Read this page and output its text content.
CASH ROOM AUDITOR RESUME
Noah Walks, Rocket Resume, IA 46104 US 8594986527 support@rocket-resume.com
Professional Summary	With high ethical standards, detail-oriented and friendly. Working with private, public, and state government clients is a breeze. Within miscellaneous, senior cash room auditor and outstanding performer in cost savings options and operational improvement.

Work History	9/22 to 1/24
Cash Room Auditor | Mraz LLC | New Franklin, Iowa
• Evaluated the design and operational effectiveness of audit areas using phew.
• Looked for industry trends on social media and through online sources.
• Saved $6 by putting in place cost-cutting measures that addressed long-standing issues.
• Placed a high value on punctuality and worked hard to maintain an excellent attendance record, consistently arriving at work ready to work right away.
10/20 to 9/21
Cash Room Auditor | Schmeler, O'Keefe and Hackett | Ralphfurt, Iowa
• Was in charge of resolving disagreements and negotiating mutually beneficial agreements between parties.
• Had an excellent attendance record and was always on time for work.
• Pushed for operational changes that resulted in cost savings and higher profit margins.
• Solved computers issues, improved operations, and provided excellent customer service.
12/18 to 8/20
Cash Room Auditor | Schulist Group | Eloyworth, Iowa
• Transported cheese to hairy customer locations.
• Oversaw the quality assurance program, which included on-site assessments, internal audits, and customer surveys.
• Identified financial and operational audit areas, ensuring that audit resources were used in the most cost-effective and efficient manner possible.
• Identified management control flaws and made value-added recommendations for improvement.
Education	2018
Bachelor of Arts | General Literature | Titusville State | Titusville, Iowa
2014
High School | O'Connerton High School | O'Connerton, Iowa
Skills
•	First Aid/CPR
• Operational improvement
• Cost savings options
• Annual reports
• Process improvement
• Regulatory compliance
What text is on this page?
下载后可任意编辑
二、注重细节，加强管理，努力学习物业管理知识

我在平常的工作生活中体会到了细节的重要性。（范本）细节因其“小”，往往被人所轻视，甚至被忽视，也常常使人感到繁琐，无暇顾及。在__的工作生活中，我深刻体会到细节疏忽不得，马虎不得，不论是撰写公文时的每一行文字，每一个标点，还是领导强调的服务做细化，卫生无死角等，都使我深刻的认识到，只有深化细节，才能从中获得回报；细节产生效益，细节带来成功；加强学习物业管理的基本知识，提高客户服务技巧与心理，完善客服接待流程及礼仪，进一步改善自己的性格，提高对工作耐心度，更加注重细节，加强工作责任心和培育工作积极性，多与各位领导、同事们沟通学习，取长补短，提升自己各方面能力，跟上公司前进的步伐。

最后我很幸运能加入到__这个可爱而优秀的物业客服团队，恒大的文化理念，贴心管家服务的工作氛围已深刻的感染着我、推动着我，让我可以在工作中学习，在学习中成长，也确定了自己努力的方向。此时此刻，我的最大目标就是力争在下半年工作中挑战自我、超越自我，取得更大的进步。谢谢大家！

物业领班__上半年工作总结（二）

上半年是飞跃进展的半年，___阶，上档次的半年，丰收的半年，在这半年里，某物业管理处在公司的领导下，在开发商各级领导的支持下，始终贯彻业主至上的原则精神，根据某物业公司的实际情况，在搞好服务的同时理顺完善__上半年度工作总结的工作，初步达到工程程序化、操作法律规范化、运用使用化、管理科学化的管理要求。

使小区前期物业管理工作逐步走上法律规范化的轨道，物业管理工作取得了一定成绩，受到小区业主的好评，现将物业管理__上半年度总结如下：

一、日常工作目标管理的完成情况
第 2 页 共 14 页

• • • • •

## What to produce
Extract each line of the listing above, copying it word for word.

## Result of this exercise
Read this page and output its text content.
CASH ROOM AUDITOR RESUME
Noah Walks, Rocket Resume, IA 46104 US 8594986527 support@rocket-resume.com
Professional Summary	With high ethical standards, detail-oriented and friendly. Working with private, public, and state government clients is a breeze. Within miscellaneous, senior cash room auditor and outstanding performer in cost savings options and operational improvement.

Work History	9/22 to 1/24
Cash Room Auditor | Mraz LLC | New Franklin, Iowa
• Evaluated the design and operational effectiveness of audit areas using phew.
• Looked for industry trends on social media and through online sources.
• Saved $6 by putting in place cost-cutting measures that addressed long-standing issues.
• Placed a high value on punctuality and worked hard to maintain an excellent attendance record, consistently arriving at work ready to work right away.
10/20 to 9/21
Cash Room Auditor | Schmeler, O'Keefe and Hackett | Ralphfurt, Iowa
• Was in charge of resolving disagreements and negotiating mutually beneficial agreements between parties.
• Had an excellent attendance record and was always on time for work.
• Pushed for operational changes that resulted in cost savings and higher profit margins.
• Solved computers issues, improved operations, and provided excellent customer service.
12/18 to 8/20
Cash Room Auditor | Schulist Group | Eloyworth, Iowa
• Transported cheese to hairy customer locations.
• Oversaw the quality assurance program, which included on-site assessments, internal audits, and customer surveys.
• Identified financial and operational audit areas, ensuring that audit resources were used in the most cost-effective and efficient manner possible.
• Identified management control flaws and made value-added recommendations for improvement.
Education	2018
Bachelor of Arts | General Literature | Titusville State | Titusville, Iowa
2014
High School | O'Connerton High School | O'Connerton, Iowa
Skills
•	First Aid/CPR
• Operational improvement
• Cost savings options
• Annual reports
• Process improvement
• Regulatory compliance
What text is on this page?
下载后可任意编辑
二、注重细节，加强管理，努力学习物业管理知识

我在平常的工作生活中体会到了细节的重要性。（范本）细节因其“小”，往往被人所轻视，甚至被忽视，也常常使人感到繁琐，无暇顾及。在__的工作生活中，我深刻体会到细节疏忽不得，马虎不得，不论是撰写公文时的每一行文字，每一个标点，还是领导强调的服务做细化，卫生无死角等，都使我深刻的认识到，只有深化细节，才能从中获得回报；细节产生效益，细节带来成功；加强学习物业管理的基本知识，提高客户服务技巧与心理，完善客服接待流程及礼仪，进一步改善自己的性格，提高对工作耐心度，更加注重细节，加强工作责任心和培育工作积极性，多与各位领导、同事们沟通学习，取长补短，提升自己各方面能力，跟上公司前进的步伐。

最后我很幸运能加入到__这个可爱而优秀的物业客服团队，恒大的文化理念，贴心管家服务的工作氛围已深刻的感染着我、推动着我，让我可以在工作中学习，在学习中成长，也确定了自己努力的方向。此时此刻，我的最大目标就是力争在下半年工作中挑战自我、超越自我，取得更大的进步。谢谢大家！

物业领班__上半年工作总结（二）

上半年是飞跃进展的半年，___阶，上档次的半年，丰收的半年，在这半年里，某物业管理处在公司的领导下，在开发商各级领导的支持下，始终贯彻业主至上的原则精神，根据某物业公司的实际情况，在搞好服务的同时理顺完善__上半年度工作总结的工作，初步达到工程程序化、操作法律规范化、运用使用化、管理科学化的管理要求。

使小区前期物业管理工作逐步走上法律规范化的轨道，物业管理工作取得了一定成绩，受到小区业主的好评，现将物业管理__上半年度总结如下：

一、日常工作目标管理的完成情况
第 2 页 共 14 页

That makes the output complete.